● Given request
Examine the entries and show every line in which the word "numero" is found.

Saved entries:
★ ★ ★

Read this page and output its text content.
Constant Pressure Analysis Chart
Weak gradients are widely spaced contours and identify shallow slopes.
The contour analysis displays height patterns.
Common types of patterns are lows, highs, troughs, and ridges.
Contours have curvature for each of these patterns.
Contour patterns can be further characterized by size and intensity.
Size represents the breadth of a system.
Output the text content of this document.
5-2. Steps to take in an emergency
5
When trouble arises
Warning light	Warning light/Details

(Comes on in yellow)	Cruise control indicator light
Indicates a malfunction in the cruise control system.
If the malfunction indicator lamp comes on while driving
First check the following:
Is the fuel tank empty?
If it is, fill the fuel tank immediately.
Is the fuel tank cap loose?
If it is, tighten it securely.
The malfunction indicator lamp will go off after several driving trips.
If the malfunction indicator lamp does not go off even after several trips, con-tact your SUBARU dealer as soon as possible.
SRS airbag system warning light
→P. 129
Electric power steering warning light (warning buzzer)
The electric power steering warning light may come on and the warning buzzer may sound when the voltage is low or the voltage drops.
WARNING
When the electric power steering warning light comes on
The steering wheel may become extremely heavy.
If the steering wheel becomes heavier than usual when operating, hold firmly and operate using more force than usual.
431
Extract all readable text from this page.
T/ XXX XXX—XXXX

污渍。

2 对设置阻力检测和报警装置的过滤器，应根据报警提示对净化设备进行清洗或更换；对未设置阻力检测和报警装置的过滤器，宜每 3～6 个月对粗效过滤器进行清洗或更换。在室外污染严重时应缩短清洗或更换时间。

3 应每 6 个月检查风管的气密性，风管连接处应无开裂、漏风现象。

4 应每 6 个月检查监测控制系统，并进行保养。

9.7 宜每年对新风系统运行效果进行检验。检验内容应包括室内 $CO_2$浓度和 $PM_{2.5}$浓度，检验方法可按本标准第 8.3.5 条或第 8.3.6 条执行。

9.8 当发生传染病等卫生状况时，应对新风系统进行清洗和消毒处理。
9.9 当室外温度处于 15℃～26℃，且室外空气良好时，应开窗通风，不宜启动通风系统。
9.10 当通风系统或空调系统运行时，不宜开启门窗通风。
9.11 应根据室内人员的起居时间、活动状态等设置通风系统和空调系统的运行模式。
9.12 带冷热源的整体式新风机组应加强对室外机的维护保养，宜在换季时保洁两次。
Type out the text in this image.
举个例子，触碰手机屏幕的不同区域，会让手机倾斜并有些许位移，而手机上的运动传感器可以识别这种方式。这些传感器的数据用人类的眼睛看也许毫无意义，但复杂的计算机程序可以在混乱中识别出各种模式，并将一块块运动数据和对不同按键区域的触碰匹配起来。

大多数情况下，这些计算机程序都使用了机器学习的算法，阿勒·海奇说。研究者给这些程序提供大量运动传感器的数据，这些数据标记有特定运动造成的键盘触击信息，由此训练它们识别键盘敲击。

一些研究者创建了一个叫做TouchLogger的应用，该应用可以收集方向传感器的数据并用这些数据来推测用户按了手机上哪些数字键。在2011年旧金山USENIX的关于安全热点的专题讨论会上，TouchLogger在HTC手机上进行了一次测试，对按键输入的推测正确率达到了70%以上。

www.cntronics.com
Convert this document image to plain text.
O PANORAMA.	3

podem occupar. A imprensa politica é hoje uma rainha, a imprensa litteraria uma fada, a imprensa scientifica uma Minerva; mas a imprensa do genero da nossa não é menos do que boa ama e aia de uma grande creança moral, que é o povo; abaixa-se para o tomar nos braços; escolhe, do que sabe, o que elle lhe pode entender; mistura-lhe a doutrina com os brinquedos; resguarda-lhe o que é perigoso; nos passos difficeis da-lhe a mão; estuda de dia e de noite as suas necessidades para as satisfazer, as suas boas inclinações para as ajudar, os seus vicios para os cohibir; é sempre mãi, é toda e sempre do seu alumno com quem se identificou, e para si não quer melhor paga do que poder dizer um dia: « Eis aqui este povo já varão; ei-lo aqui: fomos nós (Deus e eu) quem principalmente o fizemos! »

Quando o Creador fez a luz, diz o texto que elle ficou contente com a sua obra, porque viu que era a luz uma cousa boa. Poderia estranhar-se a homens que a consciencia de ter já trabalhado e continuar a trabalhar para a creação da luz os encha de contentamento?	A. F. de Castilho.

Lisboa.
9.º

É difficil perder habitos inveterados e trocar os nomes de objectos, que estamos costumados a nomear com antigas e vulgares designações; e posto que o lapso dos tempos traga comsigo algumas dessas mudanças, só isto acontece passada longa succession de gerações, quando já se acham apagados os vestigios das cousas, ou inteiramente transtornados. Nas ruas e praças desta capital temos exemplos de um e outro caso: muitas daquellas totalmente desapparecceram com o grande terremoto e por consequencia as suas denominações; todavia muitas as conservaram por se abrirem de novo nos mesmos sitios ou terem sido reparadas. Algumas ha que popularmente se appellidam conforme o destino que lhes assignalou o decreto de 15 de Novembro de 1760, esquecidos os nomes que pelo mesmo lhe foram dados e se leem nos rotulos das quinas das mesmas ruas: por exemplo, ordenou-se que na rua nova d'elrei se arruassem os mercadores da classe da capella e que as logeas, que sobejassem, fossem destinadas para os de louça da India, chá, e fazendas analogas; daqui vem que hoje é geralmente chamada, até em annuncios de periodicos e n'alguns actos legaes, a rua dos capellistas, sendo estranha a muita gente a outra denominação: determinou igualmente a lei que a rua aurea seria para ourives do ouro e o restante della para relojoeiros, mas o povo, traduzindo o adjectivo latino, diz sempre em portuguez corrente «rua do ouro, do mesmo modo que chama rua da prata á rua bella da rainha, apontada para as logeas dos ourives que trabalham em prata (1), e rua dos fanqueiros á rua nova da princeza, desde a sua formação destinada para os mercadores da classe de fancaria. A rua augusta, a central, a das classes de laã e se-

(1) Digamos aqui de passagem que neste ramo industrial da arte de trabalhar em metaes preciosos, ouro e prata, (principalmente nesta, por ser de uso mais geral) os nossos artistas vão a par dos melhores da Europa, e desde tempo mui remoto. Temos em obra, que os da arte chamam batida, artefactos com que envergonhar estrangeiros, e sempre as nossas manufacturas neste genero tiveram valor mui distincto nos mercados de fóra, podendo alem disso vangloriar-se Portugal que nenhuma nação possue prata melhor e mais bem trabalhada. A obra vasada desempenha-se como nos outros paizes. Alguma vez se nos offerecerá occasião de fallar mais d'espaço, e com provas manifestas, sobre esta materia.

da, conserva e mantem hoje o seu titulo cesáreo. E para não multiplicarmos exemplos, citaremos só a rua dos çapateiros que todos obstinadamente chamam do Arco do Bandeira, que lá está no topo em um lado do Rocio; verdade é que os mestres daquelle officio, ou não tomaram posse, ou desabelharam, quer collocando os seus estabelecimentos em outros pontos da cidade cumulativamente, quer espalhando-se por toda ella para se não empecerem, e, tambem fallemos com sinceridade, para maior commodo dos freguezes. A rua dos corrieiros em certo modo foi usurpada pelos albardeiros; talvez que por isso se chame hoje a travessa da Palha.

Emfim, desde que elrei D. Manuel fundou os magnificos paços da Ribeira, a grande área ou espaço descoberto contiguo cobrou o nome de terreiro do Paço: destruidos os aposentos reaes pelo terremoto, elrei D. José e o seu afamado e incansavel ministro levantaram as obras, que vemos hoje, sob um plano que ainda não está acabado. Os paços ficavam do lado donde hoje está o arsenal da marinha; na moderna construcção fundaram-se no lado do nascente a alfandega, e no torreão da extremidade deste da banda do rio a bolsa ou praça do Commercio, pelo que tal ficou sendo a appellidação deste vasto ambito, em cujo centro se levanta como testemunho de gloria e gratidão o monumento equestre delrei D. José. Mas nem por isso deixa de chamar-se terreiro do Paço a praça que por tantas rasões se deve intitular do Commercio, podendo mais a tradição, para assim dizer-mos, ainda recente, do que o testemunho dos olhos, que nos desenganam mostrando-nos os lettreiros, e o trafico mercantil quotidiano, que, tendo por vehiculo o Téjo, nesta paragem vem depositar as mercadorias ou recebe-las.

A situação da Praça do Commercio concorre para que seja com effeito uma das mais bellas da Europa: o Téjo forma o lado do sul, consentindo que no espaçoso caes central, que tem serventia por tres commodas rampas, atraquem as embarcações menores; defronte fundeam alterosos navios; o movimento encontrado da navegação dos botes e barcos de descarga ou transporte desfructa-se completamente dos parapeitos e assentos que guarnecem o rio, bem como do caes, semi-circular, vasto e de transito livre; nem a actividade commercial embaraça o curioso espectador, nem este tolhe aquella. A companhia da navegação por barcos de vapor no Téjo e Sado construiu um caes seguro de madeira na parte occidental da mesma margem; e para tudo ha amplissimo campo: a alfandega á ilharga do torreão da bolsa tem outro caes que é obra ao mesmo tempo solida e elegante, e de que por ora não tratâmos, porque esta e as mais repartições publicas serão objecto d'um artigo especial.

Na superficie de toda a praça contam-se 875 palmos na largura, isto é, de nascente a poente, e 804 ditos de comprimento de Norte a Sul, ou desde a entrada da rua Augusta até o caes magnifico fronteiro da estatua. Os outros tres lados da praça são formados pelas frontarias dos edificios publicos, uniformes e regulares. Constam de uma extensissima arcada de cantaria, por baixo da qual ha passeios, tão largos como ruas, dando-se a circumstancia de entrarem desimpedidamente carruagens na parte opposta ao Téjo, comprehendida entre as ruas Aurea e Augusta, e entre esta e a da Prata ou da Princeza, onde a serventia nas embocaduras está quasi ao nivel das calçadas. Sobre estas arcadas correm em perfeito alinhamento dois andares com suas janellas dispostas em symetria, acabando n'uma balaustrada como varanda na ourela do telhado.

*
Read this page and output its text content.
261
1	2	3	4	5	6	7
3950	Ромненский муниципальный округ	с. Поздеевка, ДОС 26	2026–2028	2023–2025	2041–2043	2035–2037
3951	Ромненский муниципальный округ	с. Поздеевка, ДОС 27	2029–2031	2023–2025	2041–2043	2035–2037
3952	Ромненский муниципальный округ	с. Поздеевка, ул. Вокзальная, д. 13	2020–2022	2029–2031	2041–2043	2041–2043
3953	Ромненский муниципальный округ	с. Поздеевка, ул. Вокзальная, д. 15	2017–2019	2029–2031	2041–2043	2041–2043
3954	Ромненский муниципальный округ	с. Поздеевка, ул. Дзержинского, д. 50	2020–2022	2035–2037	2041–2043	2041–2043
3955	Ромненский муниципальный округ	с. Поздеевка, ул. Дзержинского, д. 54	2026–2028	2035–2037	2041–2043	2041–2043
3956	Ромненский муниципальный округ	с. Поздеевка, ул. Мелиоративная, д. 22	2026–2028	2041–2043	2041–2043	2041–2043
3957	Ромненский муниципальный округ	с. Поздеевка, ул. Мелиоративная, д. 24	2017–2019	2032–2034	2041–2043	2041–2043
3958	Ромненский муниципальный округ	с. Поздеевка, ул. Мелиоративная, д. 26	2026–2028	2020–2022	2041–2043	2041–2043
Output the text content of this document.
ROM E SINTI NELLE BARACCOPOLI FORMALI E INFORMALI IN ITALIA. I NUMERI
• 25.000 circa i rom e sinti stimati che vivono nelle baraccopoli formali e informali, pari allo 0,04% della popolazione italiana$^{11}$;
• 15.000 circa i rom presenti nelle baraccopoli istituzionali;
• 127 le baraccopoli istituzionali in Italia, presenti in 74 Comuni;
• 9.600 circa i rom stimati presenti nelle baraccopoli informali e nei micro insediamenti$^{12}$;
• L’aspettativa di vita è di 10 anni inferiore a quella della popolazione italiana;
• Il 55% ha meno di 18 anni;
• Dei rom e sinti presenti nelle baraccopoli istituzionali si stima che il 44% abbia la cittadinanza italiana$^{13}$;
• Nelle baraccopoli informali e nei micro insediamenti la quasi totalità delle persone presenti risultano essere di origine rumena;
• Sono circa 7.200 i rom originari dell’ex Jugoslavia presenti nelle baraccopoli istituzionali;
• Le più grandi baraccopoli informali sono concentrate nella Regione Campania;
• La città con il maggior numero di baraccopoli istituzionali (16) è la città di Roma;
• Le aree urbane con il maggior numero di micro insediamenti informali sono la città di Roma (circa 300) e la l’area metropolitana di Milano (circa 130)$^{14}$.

★ ★ ★

● Exercise solution
• La città con il maggior numero di baraccopoli istituzionali (16) è la città di Roma;
• Le aree urbane con il maggior numero di micro insediamenti informali sono la città di Roma (circa 300) e la l’area metropolitana di Milano (circa 130)$^{14}$.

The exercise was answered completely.